_Exercise brief_:
Skip the pictures. Repeat everything else in the records word for word.

_Provided information_:
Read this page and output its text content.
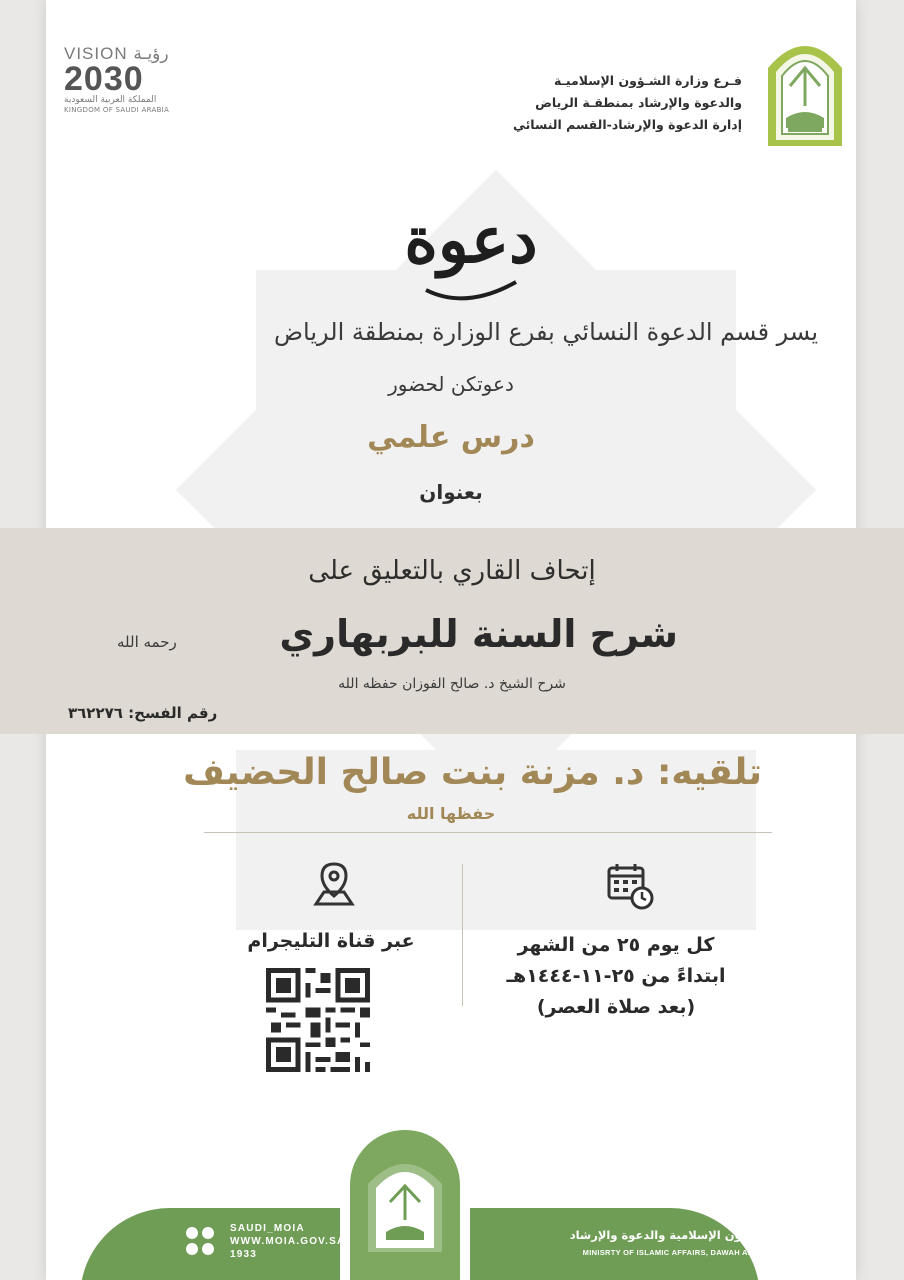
فـرع وزارة الشـؤون الإسلاميـة
والدعوة والإرشاد بمنطقـة الرياض
إدارة الدعوة والإرشاد-القسم النسائي
VISION رؤيـة
2030
المملكة العربية السعودية
KINGDOM OF SAUDI ARABIA
دعوة
يسر قسم الدعوة النسائي بفرع الوزارة بمنطقة الرياض
دعوتكن لحضور
درس علمي
بعنوان
تلقيه: د. مزنة بنت صالح الحضيف
حفظها الله
كل يوم ٢٥ من الشهر
ابتداءً من ٢٥-١١-١٤٤٤هـ
(بعد صلاة العصر)
عبر قناة التليجرام
إتحاف القاري بالتعليق على
شرح السنة للبربهاري
رحمه الله
شرح الشيخ د. صالح الفوزان حفظه الله
رقم الفسح: ٣٦٢٢٧٦
وزارة الشؤون الإسلامية والدعوة والإرشاد
MINISRTY OF ISLAMIC AFFAIRS, DAWAH AND GUIDANCE
SAUDI_MOIA
WWW.MOIA.GOV.SA
1933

_Solution_:
Read this page and output its text content.
فـرع وزارة الشـؤون الإسلاميـة
والدعوة والإرشاد بمنطقـة الرياض
إدارة الدعوة والإرشاد-القسم النسائي
VISION رؤيـة
2030
المملكة العربية السعودية
KINGDOM OF SAUDI ARABIA
دعوة
يسر قسم الدعوة النسائي بفرع الوزارة بمنطقة الرياض
دعوتكن لحضور
درس علمي
بعنوان
تلقيه: د. مزنة بنت صالح الحضيف
حفظها الله
كل يوم ٢٥ من الشهر
ابتداءً من ٢٥-١١-١٤٤٤هـ
(بعد صلاة العصر)
عبر قناة التليجرام
إتحاف القاري بالتعليق على
شرح السنة للبربهاري
رحمه الله
شرح الشيخ د. صالح الفوزان حفظه الله
رقم الفسح: ٣٦٢٢٧٦
وزارة الشؤون الإسلامية والدعوة والإرشاد
MINISRTY OF ISLAMIC AFFAIRS, DAWAH AND GUIDANCE
SAUDI_MOIA
WWW.MOIA.GOV.SA
1933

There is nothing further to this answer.